__Request__
Tally the lines holding "title" and state only that figure.

•••••

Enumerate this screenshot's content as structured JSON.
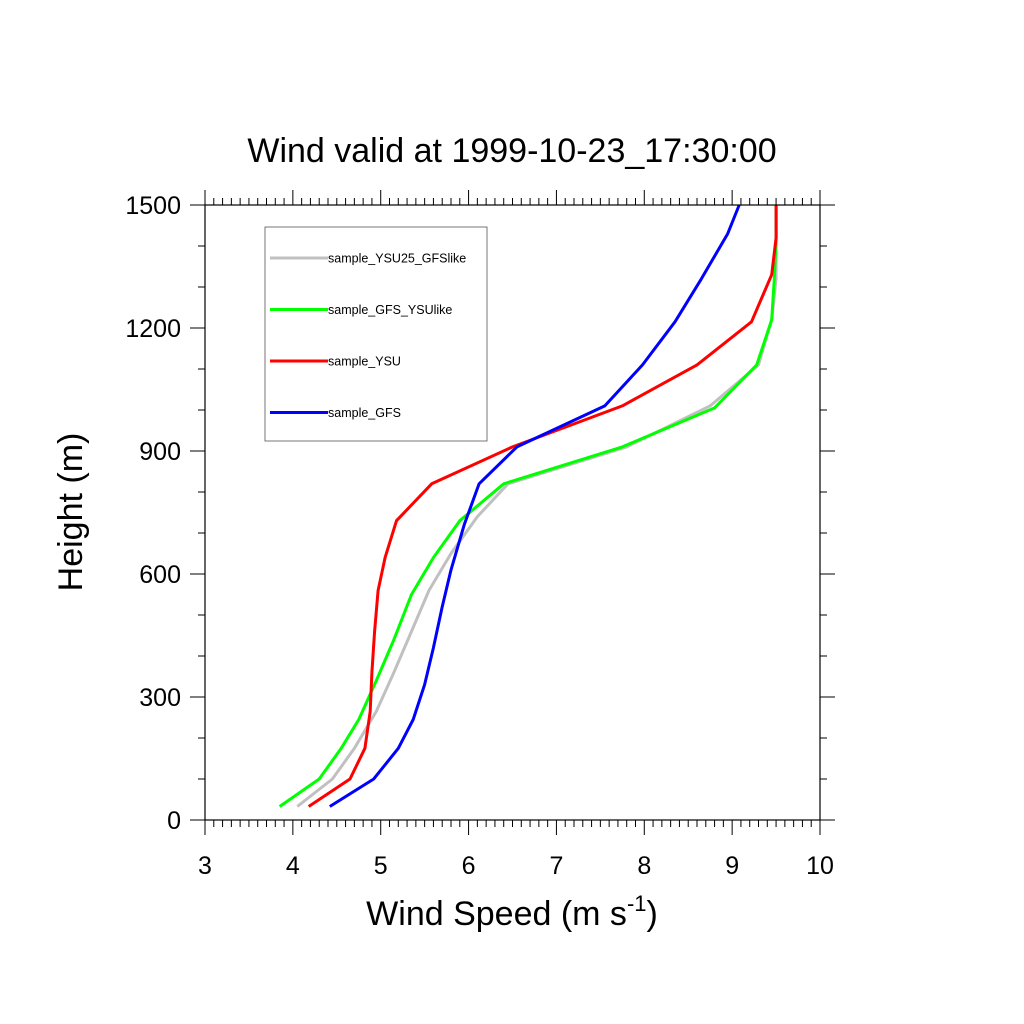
{
  "chart_data": {
    "type": "line",
    "title": "Wind valid at 1999-10-23_17:30:00",
    "xlabel": "Wind Speed (m s",
    "xlabel_sup": "-1",
    "xlabel_end": ")",
    "ylabel": "Height (m)",
    "xlim": [
      3,
      10
    ],
    "ylim": [
      0,
      1500
    ],
    "x_ticks": [
      3,
      4,
      5,
      6,
      7,
      8,
      9,
      10
    ],
    "y_ticks": [
      0,
      300,
      600,
      900,
      1200,
      1500
    ],
    "grid": false,
    "legend_position": "top-left",
    "series": [
      {
        "name": "sample_YSU25_GFSlike",
        "color": "#c0c0c0",
        "points": [
          [
            4.05,
            33
          ],
          [
            4.45,
            100
          ],
          [
            4.7,
            175
          ],
          [
            4.95,
            265
          ],
          [
            5.15,
            360
          ],
          [
            5.35,
            460
          ],
          [
            5.55,
            560
          ],
          [
            5.8,
            650
          ],
          [
            6.1,
            740
          ],
          [
            6.45,
            820
          ],
          [
            7.8,
            910
          ],
          [
            8.75,
            1010
          ],
          [
            9.3,
            1110
          ],
          [
            9.45,
            1220
          ],
          [
            9.5,
            1320
          ],
          [
            9.5,
            1420
          ],
          [
            9.5,
            1500
          ]
        ]
      },
      {
        "name": "sample_GFS_YSUlike",
        "color": "#00ff00",
        "points": [
          [
            3.85,
            33
          ],
          [
            4.3,
            100
          ],
          [
            4.55,
            175
          ],
          [
            4.75,
            245
          ],
          [
            4.95,
            340
          ],
          [
            5.15,
            440
          ],
          [
            5.35,
            550
          ],
          [
            5.6,
            640
          ],
          [
            5.9,
            730
          ],
          [
            6.4,
            820
          ],
          [
            7.75,
            910
          ],
          [
            8.8,
            1005
          ],
          [
            9.28,
            1110
          ],
          [
            9.45,
            1220
          ],
          [
            9.48,
            1320
          ],
          [
            9.5,
            1420
          ],
          [
            9.5,
            1500
          ]
        ]
      },
      {
        "name": "sample_YSU",
        "color": "#ff0000",
        "points": [
          [
            4.18,
            33
          ],
          [
            4.65,
            100
          ],
          [
            4.82,
            175
          ],
          [
            4.88,
            265
          ],
          [
            4.9,
            360
          ],
          [
            4.93,
            460
          ],
          [
            4.97,
            560
          ],
          [
            5.05,
            640
          ],
          [
            5.18,
            730
          ],
          [
            5.58,
            820
          ],
          [
            6.5,
            910
          ],
          [
            7.75,
            1010
          ],
          [
            8.6,
            1110
          ],
          [
            9.22,
            1215
          ],
          [
            9.45,
            1330
          ],
          [
            9.5,
            1420
          ],
          [
            9.5,
            1500
          ]
        ]
      },
      {
        "name": "sample_GFS",
        "color": "#0000ff",
        "points": [
          [
            4.42,
            33
          ],
          [
            4.92,
            100
          ],
          [
            5.2,
            175
          ],
          [
            5.37,
            245
          ],
          [
            5.5,
            330
          ],
          [
            5.6,
            420
          ],
          [
            5.7,
            520
          ],
          [
            5.8,
            610
          ],
          [
            5.95,
            720
          ],
          [
            6.12,
            820
          ],
          [
            6.55,
            910
          ],
          [
            7.55,
            1010
          ],
          [
            7.98,
            1110
          ],
          [
            8.35,
            1215
          ],
          [
            8.65,
            1320
          ],
          [
            8.95,
            1430
          ],
          [
            9.08,
            1500
          ]
        ]
      }
    ]
  }
}
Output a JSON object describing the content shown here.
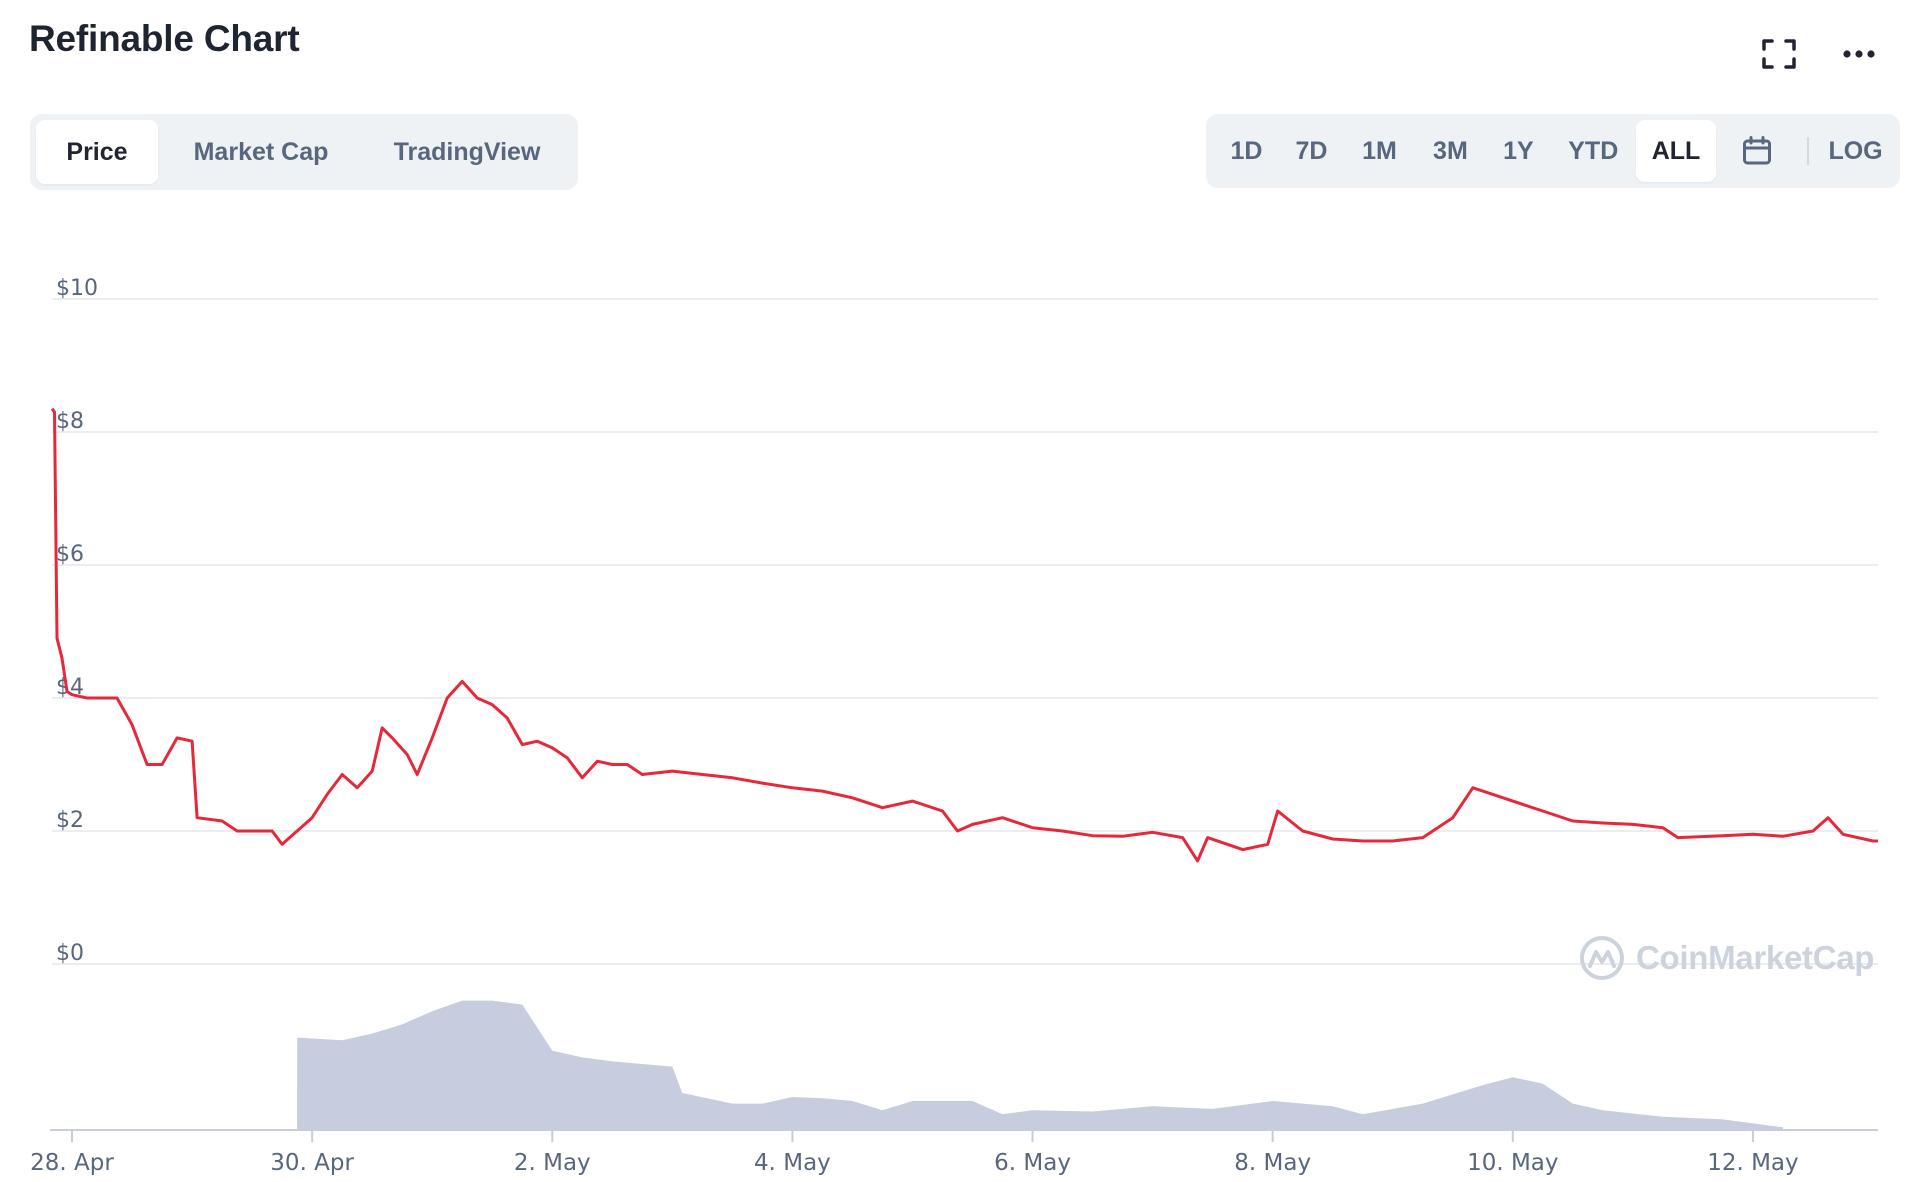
{
  "header": {
    "title": "Refinable Chart"
  },
  "tabs": [
    "Price",
    "Market Cap",
    "TradingView"
  ],
  "active_tab": "Price",
  "ranges": [
    "1D",
    "7D",
    "1M",
    "3M",
    "1Y",
    "YTD",
    "ALL"
  ],
  "active_range": "ALL",
  "scale_button": "LOG",
  "icons": {
    "fullscreen": "fullscreen-icon",
    "more": "more-dots-icon",
    "calendar": "calendar-icon"
  },
  "watermark": "CoinMarketCap",
  "colors": {
    "price_line": "#e6283a",
    "volume": "#c7ccdf",
    "grid": "#e4e7ee",
    "axis_text": "#58667e"
  },
  "chart_data": {
    "type": "line",
    "ylim": [
      0,
      10
    ],
    "y_ticks": [
      "$10",
      "$8",
      "$6",
      "$4",
      "$2",
      "$0"
    ],
    "x_ticks": [
      "28. Apr",
      "30. Apr",
      "2. May",
      "4. May",
      "6. May",
      "8. May",
      "10. May",
      "12. May"
    ],
    "x_start": "2021-04-27T20:00",
    "x_end": "2021-05-13T01:00",
    "grid": true,
    "series": [
      {
        "type": "line",
        "points": [
          [
            "2021-04-27T20:00",
            8.35
          ],
          [
            "2021-04-27T20:30",
            8.3
          ],
          [
            "2021-04-27T21:00",
            4.9
          ],
          [
            "2021-04-27T22:00",
            4.6
          ],
          [
            "2021-04-27T23:00",
            4.1
          ],
          [
            "2021-04-28T00:00",
            4.05
          ],
          [
            "2021-04-28T03:00",
            4.0
          ],
          [
            "2021-04-28T06:00",
            4.0
          ],
          [
            "2021-04-28T09:00",
            4.0
          ],
          [
            "2021-04-28T12:00",
            3.6
          ],
          [
            "2021-04-28T15:00",
            3.0
          ],
          [
            "2021-04-28T18:00",
            3.0
          ],
          [
            "2021-04-28T21:00",
            3.4
          ],
          [
            "2021-04-29T00:00",
            3.35
          ],
          [
            "2021-04-29T01:00",
            2.2
          ],
          [
            "2021-04-29T06:00",
            2.15
          ],
          [
            "2021-04-29T09:00",
            2.0
          ],
          [
            "2021-04-29T12:00",
            2.0
          ],
          [
            "2021-04-29T16:00",
            2.0
          ],
          [
            "2021-04-29T18:00",
            1.8
          ],
          [
            "2021-04-29T21:00",
            2.0
          ],
          [
            "2021-04-30T00:00",
            2.2
          ],
          [
            "2021-04-30T03:00",
            2.55
          ],
          [
            "2021-04-30T06:00",
            2.85
          ],
          [
            "2021-04-30T09:00",
            2.65
          ],
          [
            "2021-04-30T12:00",
            2.9
          ],
          [
            "2021-04-30T14:00",
            3.55
          ],
          [
            "2021-04-30T16:00",
            3.4
          ],
          [
            "2021-04-30T19:00",
            3.15
          ],
          [
            "2021-04-30T21:00",
            2.85
          ],
          [
            "2021-05-01T00:00",
            3.4
          ],
          [
            "2021-05-01T03:00",
            4.0
          ],
          [
            "2021-05-01T06:00",
            4.25
          ],
          [
            "2021-05-01T09:00",
            4.0
          ],
          [
            "2021-05-01T12:00",
            3.9
          ],
          [
            "2021-05-01T15:00",
            3.7
          ],
          [
            "2021-05-01T18:00",
            3.3
          ],
          [
            "2021-05-01T21:00",
            3.35
          ],
          [
            "2021-05-02T00:00",
            3.25
          ],
          [
            "2021-05-02T03:00",
            3.1
          ],
          [
            "2021-05-02T06:00",
            2.8
          ],
          [
            "2021-05-02T09:00",
            3.05
          ],
          [
            "2021-05-02T12:00",
            3.0
          ],
          [
            "2021-05-02T15:00",
            3.0
          ],
          [
            "2021-05-02T18:00",
            2.85
          ],
          [
            "2021-05-03T00:00",
            2.9
          ],
          [
            "2021-05-03T06:00",
            2.85
          ],
          [
            "2021-05-03T12:00",
            2.8
          ],
          [
            "2021-05-03T18:00",
            2.72
          ],
          [
            "2021-05-04T00:00",
            2.65
          ],
          [
            "2021-05-04T06:00",
            2.6
          ],
          [
            "2021-05-04T12:00",
            2.5
          ],
          [
            "2021-05-04T18:00",
            2.35
          ],
          [
            "2021-05-05T00:00",
            2.45
          ],
          [
            "2021-05-05T06:00",
            2.3
          ],
          [
            "2021-05-05T09:00",
            2.0
          ],
          [
            "2021-05-05T12:00",
            2.1
          ],
          [
            "2021-05-05T18:00",
            2.2
          ],
          [
            "2021-05-06T00:00",
            2.05
          ],
          [
            "2021-05-06T06:00",
            2.0
          ],
          [
            "2021-05-06T12:00",
            1.93
          ],
          [
            "2021-05-06T18:00",
            1.92
          ],
          [
            "2021-05-07T00:00",
            1.98
          ],
          [
            "2021-05-07T06:00",
            1.9
          ],
          [
            "2021-05-07T09:00",
            1.55
          ],
          [
            "2021-05-07T11:00",
            1.9
          ],
          [
            "2021-05-07T18:00",
            1.72
          ],
          [
            "2021-05-07T23:00",
            1.8
          ],
          [
            "2021-05-08T01:00",
            2.3
          ],
          [
            "2021-05-08T06:00",
            2.0
          ],
          [
            "2021-05-08T12:00",
            1.88
          ],
          [
            "2021-05-08T18:00",
            1.85
          ],
          [
            "2021-05-09T00:00",
            1.85
          ],
          [
            "2021-05-09T06:00",
            1.9
          ],
          [
            "2021-05-09T12:00",
            2.2
          ],
          [
            "2021-05-09T16:00",
            2.65
          ],
          [
            "2021-05-09T18:00",
            2.6
          ],
          [
            "2021-05-10T00:00",
            2.45
          ],
          [
            "2021-05-10T06:00",
            2.3
          ],
          [
            "2021-05-10T12:00",
            2.15
          ],
          [
            "2021-05-10T18:00",
            2.12
          ],
          [
            "2021-05-11T00:00",
            2.1
          ],
          [
            "2021-05-11T06:00",
            2.05
          ],
          [
            "2021-05-11T09:00",
            1.9
          ],
          [
            "2021-05-11T18:00",
            1.93
          ],
          [
            "2021-05-12T00:00",
            1.95
          ],
          [
            "2021-05-12T06:00",
            1.92
          ],
          [
            "2021-05-12T12:00",
            2.0
          ],
          [
            "2021-05-12T15:00",
            2.2
          ],
          [
            "2021-05-12T18:00",
            1.95
          ],
          [
            "2021-05-13T00:00",
            1.85
          ],
          [
            "2021-05-13T01:00",
            1.85
          ]
        ]
      },
      {
        "type": "area",
        "points": [
          [
            "2021-04-29T21:00",
            0.0
          ],
          [
            "2021-04-29T21:01",
            0.7
          ],
          [
            "2021-04-30T06:00",
            0.68
          ],
          [
            "2021-04-30T12:00",
            0.73
          ],
          [
            "2021-04-30T18:00",
            0.8
          ],
          [
            "2021-05-01T00:00",
            0.9
          ],
          [
            "2021-05-01T06:00",
            0.98
          ],
          [
            "2021-05-01T12:00",
            0.98
          ],
          [
            "2021-05-01T18:00",
            0.95
          ],
          [
            "2021-05-02T00:00",
            0.6
          ],
          [
            "2021-05-02T06:00",
            0.55
          ],
          [
            "2021-05-02T12:00",
            0.52
          ],
          [
            "2021-05-02T18:00",
            0.5
          ],
          [
            "2021-05-03T00:00",
            0.48
          ],
          [
            "2021-05-03T02:00",
            0.28
          ],
          [
            "2021-05-03T12:00",
            0.2
          ],
          [
            "2021-05-03T18:00",
            0.2
          ],
          [
            "2021-05-04T00:00",
            0.25
          ],
          [
            "2021-05-04T06:00",
            0.24
          ],
          [
            "2021-05-04T12:00",
            0.22
          ],
          [
            "2021-05-04T18:00",
            0.15
          ],
          [
            "2021-05-05T00:00",
            0.22
          ],
          [
            "2021-05-05T12:00",
            0.22
          ],
          [
            "2021-05-05T18:00",
            0.12
          ],
          [
            "2021-05-06T00:00",
            0.15
          ],
          [
            "2021-05-06T12:00",
            0.14
          ],
          [
            "2021-05-07T00:00",
            0.18
          ],
          [
            "2021-05-07T12:00",
            0.16
          ],
          [
            "2021-05-08T00:00",
            0.22
          ],
          [
            "2021-05-08T12:00",
            0.18
          ],
          [
            "2021-05-08T18:00",
            0.12
          ],
          [
            "2021-05-09T06:00",
            0.2
          ],
          [
            "2021-05-09T18:00",
            0.34
          ],
          [
            "2021-05-10T00:00",
            0.4
          ],
          [
            "2021-05-10T06:00",
            0.35
          ],
          [
            "2021-05-10T12:00",
            0.2
          ],
          [
            "2021-05-10T18:00",
            0.15
          ],
          [
            "2021-05-11T06:00",
            0.1
          ],
          [
            "2021-05-11T18:00",
            0.08
          ],
          [
            "2021-05-12T00:00",
            0.05
          ],
          [
            "2021-05-12T06:00",
            0.02
          ],
          [
            "2021-05-12T06:01",
            0.0
          ]
        ]
      }
    ]
  }
}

•••••

__Complete response__
2